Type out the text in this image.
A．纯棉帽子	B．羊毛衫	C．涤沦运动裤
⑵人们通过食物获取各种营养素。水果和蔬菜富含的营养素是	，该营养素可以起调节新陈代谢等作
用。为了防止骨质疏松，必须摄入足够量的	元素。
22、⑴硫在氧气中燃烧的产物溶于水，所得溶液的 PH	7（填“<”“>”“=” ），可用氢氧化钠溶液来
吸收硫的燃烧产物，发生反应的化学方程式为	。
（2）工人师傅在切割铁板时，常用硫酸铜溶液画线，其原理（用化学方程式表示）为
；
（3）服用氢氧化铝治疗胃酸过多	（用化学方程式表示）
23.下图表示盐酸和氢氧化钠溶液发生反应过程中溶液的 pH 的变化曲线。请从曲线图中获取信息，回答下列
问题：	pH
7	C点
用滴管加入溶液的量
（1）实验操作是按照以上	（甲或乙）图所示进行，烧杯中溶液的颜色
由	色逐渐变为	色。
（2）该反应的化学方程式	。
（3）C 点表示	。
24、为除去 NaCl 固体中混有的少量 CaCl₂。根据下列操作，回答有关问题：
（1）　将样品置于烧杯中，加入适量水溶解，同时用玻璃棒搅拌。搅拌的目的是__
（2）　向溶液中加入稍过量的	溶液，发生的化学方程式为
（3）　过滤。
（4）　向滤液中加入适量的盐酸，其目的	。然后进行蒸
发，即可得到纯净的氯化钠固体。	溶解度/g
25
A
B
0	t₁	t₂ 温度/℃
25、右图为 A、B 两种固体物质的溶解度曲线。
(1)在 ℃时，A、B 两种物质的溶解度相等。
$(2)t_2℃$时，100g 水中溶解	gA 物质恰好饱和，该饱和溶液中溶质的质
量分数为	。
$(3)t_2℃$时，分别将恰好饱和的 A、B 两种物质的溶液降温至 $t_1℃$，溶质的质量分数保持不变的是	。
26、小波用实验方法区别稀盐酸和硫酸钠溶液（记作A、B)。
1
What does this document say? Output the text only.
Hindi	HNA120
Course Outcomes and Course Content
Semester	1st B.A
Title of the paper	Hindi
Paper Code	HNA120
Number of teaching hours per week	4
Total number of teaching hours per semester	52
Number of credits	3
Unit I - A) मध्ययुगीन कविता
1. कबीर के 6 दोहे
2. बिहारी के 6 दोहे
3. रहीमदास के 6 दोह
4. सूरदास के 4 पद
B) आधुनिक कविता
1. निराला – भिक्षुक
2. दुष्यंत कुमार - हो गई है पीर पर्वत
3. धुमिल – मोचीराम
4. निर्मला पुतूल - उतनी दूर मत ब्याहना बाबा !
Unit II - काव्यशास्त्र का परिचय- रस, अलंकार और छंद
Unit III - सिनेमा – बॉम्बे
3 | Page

_DO THIS_
Only the lines from the one containing "What does this" to the end of the data should be printed, exactly as they stand.

_RESPONSE BELOW_
What does this document say? Output the text only.
Hindi	HNA120
Course Outcomes and Course Content
Semester	1st B.A
Title of the paper	Hindi
Paper Code	HNA120
Number of teaching hours per week	4
Total number of teaching hours per semester	52
Number of credits	3
Unit I - A) मध्ययुगीन कविता
1. कबीर के 6 दोहे
2. बिहारी के 6 दोहे
3. रहीमदास के 6 दोह
4. सूरदास के 4 पद
B) आधुनिक कविता
1. निराला – भिक्षुक
2. दुष्यंत कुमार - हो गई है पीर पर्वत
3. धुमिल – मोचीराम
4. निर्मला पुतूल - उतनी दूर मत ब्याहना बाबा !
Unit II - काव्यशास्त्र का परिचय- रस, अलंकार और छंद
Unit III - सिनेमा – बॉम्बे
3 | Page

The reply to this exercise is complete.